### Short task
Read the listing and extract each line that includes the word "rental".

§ §

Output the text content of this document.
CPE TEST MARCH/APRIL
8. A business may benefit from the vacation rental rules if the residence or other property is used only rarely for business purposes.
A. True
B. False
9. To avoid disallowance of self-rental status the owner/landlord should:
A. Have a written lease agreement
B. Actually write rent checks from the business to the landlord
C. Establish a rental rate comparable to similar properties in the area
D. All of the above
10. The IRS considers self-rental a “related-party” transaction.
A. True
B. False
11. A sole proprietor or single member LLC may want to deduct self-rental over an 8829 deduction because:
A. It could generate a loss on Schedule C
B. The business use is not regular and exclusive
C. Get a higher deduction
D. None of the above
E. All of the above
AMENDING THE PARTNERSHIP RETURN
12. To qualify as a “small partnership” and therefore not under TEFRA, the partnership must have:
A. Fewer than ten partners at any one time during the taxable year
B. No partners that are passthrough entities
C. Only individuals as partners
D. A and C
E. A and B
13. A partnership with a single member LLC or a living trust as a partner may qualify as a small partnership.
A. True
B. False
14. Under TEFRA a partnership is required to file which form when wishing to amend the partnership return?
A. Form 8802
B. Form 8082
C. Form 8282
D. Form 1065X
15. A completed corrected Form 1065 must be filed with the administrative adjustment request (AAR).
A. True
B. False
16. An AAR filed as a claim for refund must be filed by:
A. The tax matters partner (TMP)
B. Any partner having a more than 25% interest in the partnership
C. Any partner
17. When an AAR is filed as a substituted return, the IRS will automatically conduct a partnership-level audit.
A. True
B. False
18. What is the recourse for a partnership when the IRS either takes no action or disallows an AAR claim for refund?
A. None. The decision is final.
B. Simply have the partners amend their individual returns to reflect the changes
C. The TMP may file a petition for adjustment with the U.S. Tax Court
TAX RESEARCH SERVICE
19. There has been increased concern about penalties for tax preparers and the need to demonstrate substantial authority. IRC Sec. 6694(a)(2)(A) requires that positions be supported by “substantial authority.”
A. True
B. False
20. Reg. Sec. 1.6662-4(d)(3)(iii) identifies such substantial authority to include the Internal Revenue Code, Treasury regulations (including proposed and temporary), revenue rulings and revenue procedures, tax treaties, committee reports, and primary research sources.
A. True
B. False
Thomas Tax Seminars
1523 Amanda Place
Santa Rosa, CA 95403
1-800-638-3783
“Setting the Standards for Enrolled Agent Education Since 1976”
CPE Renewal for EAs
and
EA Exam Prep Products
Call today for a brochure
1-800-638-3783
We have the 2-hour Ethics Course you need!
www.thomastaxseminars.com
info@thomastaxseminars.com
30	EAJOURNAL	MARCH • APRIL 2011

§ §

### Answer for this exercise
8. A business may benefit from the vacation rental rules if the residence or other property is used only rarely for business purposes.
9. To avoid disallowance of self-rental status the owner/landlord should:
C. Establish a rental rate comparable to similar properties in the area
10. The IRS considers self-rental a “related-party” transaction.
11. A sole proprietor or single member LLC may want to deduct self-rental over an 8829 deduction because:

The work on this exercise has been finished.